start Extracted material

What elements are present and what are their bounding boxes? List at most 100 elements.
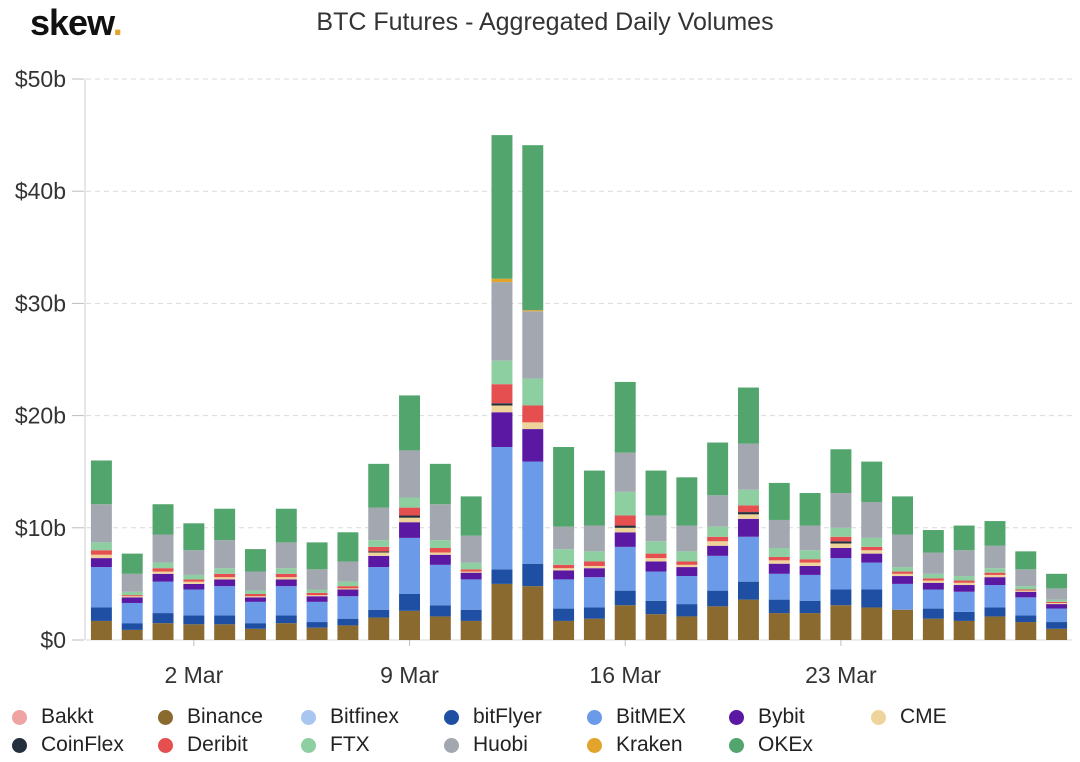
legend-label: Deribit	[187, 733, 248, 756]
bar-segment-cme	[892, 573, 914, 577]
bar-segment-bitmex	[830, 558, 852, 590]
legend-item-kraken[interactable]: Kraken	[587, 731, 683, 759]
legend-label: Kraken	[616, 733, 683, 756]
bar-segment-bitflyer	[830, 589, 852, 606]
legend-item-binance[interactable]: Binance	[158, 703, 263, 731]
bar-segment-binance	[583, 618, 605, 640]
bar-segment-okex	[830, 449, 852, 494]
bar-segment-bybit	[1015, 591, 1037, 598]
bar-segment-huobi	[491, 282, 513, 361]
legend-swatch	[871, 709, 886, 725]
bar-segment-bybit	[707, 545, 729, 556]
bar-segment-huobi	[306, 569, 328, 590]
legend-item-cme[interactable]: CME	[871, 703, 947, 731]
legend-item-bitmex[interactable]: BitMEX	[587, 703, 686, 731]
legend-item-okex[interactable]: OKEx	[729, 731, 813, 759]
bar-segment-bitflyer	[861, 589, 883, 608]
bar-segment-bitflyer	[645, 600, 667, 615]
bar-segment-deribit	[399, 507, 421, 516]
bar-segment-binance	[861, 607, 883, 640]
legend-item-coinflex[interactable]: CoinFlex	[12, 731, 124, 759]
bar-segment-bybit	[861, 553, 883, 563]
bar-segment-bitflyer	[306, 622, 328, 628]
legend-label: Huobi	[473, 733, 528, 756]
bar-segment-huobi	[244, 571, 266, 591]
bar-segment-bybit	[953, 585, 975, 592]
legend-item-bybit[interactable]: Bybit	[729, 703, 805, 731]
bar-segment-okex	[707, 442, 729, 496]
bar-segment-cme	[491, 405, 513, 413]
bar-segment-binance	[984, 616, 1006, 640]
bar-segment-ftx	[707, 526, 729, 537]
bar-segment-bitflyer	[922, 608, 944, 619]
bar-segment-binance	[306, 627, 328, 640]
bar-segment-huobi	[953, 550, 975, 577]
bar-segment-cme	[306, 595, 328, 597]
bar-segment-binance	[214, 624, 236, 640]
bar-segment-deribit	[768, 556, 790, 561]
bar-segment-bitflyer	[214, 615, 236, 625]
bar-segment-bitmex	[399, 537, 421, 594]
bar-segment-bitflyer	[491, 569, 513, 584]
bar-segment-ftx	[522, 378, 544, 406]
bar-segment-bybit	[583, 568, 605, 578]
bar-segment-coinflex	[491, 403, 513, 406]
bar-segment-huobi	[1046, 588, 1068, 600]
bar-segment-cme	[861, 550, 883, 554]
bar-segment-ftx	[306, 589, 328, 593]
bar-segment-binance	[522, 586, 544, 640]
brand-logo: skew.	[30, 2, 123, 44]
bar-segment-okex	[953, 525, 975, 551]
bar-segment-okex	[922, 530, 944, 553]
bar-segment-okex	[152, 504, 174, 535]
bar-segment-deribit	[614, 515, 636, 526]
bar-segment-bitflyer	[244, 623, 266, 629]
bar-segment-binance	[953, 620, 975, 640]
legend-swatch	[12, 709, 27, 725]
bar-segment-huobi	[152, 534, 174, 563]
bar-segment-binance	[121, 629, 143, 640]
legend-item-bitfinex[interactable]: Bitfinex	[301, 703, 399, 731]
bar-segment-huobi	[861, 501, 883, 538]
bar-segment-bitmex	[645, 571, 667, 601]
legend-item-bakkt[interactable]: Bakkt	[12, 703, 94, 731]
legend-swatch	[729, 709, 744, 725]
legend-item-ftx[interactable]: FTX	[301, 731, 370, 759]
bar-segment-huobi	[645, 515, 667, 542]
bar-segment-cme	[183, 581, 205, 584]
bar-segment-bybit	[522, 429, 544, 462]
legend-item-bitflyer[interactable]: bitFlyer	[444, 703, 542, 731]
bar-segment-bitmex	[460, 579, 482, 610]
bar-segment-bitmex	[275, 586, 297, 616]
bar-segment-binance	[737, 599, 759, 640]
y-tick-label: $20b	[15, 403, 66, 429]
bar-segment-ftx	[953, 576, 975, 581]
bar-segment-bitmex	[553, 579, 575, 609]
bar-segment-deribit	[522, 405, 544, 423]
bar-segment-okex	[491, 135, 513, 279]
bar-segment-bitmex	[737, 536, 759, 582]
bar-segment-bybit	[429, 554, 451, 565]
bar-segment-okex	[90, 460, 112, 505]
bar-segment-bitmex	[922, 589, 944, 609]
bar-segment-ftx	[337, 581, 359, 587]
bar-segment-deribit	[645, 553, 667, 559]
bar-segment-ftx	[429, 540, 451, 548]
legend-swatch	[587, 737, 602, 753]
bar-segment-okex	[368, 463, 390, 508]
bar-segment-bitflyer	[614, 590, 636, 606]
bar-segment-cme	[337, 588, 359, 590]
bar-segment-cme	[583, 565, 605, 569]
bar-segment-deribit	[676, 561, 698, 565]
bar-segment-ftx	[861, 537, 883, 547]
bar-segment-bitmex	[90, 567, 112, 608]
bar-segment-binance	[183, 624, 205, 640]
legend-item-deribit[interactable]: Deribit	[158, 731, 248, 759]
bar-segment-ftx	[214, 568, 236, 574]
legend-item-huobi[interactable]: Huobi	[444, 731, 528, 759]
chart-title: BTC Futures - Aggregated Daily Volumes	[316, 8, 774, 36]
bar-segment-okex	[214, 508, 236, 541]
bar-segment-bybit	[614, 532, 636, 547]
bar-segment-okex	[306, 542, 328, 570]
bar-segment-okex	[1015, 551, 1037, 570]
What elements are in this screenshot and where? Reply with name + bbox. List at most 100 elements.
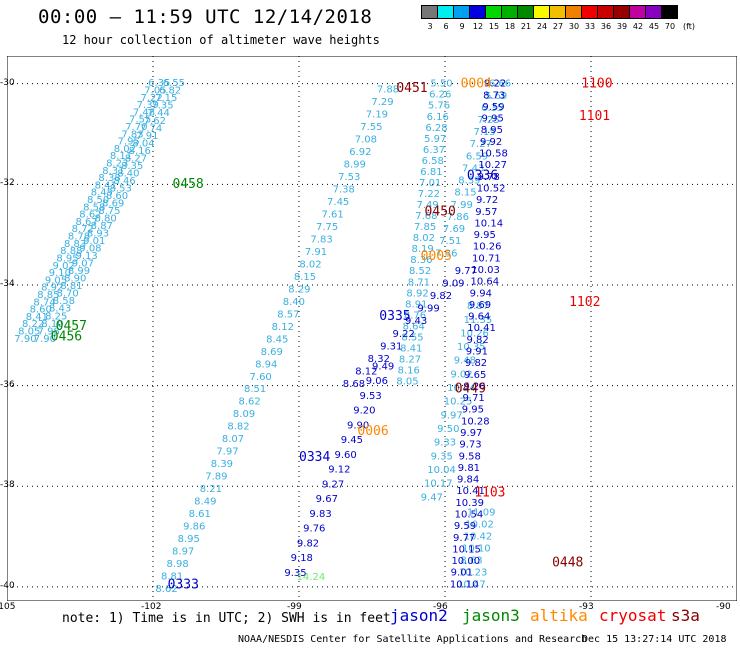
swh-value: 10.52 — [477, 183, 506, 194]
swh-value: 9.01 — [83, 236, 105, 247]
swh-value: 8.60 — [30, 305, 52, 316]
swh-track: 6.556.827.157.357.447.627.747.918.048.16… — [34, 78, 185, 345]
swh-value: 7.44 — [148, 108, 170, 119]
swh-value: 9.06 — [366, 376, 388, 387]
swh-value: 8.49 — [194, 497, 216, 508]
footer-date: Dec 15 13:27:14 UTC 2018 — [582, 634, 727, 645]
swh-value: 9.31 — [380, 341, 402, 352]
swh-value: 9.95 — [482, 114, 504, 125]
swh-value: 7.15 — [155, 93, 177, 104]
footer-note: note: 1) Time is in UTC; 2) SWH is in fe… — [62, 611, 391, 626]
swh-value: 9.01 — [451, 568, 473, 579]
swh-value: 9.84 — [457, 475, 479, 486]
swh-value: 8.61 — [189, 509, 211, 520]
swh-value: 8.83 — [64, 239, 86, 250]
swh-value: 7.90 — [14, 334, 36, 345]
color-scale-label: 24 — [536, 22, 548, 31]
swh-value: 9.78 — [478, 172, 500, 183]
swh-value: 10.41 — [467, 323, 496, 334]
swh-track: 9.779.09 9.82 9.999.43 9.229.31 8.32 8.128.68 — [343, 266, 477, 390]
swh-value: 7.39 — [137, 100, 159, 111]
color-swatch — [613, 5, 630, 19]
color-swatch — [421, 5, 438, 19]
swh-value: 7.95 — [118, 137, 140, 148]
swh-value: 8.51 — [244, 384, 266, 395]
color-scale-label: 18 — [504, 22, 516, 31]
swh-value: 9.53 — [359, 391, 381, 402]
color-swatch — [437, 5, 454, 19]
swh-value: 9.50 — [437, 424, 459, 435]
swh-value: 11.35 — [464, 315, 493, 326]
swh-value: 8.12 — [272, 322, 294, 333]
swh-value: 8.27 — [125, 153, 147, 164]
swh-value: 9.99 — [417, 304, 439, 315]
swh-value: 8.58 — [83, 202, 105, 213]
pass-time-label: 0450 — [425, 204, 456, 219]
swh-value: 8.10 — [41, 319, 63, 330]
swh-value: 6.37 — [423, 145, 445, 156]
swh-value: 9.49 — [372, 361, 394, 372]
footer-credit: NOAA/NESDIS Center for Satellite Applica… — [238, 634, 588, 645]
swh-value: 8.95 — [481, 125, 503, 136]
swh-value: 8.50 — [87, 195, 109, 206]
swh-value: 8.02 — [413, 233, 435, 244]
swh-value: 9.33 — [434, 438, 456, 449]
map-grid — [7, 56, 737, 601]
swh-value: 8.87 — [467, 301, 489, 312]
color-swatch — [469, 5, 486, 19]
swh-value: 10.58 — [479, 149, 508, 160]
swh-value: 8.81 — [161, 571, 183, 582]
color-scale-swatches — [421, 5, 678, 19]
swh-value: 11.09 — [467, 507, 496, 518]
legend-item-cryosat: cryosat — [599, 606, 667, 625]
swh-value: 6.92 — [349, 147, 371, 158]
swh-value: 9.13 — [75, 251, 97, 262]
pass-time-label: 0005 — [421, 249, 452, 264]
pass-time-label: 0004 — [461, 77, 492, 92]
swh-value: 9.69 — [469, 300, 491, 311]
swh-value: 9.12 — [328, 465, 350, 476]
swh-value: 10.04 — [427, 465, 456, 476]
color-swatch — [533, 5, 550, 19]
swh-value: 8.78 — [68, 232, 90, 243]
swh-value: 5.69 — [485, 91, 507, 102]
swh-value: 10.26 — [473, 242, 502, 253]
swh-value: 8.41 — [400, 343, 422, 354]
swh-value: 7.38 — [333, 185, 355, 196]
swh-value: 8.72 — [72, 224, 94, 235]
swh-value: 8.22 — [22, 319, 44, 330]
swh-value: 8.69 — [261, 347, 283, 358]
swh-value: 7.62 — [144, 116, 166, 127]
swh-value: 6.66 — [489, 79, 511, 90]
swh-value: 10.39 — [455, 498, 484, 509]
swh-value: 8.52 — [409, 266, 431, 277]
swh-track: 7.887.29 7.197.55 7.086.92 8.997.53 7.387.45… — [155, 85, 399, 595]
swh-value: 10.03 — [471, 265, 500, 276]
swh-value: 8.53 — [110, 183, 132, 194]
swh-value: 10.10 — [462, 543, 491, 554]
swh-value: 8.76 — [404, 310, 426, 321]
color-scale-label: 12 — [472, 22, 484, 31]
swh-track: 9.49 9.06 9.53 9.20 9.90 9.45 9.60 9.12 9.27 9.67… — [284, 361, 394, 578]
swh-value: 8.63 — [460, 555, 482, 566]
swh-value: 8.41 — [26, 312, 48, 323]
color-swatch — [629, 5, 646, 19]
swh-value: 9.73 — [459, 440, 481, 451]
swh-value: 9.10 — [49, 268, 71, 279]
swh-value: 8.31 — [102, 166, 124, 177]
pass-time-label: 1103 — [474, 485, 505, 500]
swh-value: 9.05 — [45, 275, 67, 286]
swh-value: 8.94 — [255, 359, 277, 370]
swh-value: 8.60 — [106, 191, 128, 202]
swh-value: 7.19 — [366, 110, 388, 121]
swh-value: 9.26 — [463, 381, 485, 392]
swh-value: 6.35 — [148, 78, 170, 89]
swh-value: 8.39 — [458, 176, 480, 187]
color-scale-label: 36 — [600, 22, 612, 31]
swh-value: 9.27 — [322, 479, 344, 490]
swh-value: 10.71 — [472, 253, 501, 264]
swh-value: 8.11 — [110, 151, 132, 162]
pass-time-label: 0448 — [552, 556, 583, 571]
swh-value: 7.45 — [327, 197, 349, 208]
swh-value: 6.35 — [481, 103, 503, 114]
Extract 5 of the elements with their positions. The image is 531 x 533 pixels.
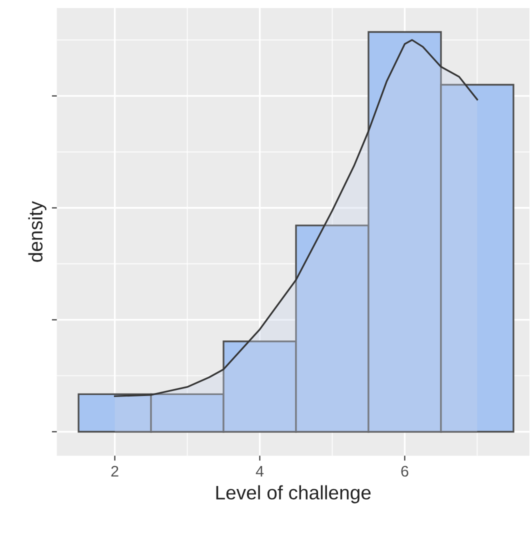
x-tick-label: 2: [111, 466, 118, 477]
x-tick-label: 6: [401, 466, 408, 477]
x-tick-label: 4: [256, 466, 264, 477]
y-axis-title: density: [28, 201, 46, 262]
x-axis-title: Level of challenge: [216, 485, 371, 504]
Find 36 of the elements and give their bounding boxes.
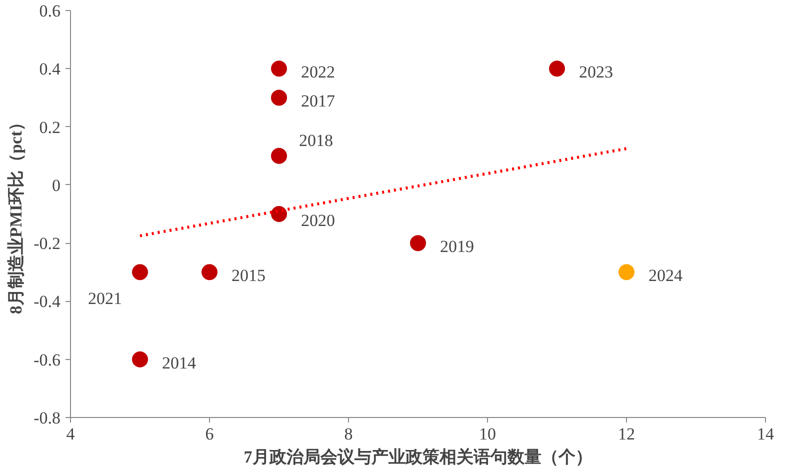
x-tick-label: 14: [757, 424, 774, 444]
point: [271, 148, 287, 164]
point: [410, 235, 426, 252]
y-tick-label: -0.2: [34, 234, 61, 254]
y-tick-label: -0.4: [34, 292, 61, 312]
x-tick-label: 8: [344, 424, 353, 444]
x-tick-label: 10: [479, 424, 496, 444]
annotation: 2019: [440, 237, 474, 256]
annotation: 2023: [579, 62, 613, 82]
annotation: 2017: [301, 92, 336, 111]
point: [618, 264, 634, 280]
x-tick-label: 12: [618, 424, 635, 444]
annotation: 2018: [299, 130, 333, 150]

end Extracted material

Instruction - Copy the entries above word for word, from the line with "733, 248, 756]" to the line with "545, 729, 556]", both included.

Worked answer -
legend-label: Deribit	[187, 733, 248, 756]
bar-segment-cme	[892, 573, 914, 577]
bar-segment-bitmex	[830, 558, 852, 590]
legend-item-kraken[interactable]: Kraken	[587, 731, 683, 759]
legend-label: Kraken	[616, 733, 683, 756]
bar-segment-bitflyer	[830, 589, 852, 606]
legend-item-binance[interactable]: Binance	[158, 703, 263, 731]
bar-segment-binance	[583, 618, 605, 640]
bar-segment-okex	[830, 449, 852, 494]
bar-segment-bybit	[1015, 591, 1037, 598]
bar-segment-huobi	[491, 282, 513, 361]
legend-swatch	[871, 709, 886, 725]
bar-segment-bybit	[707, 545, 729, 556]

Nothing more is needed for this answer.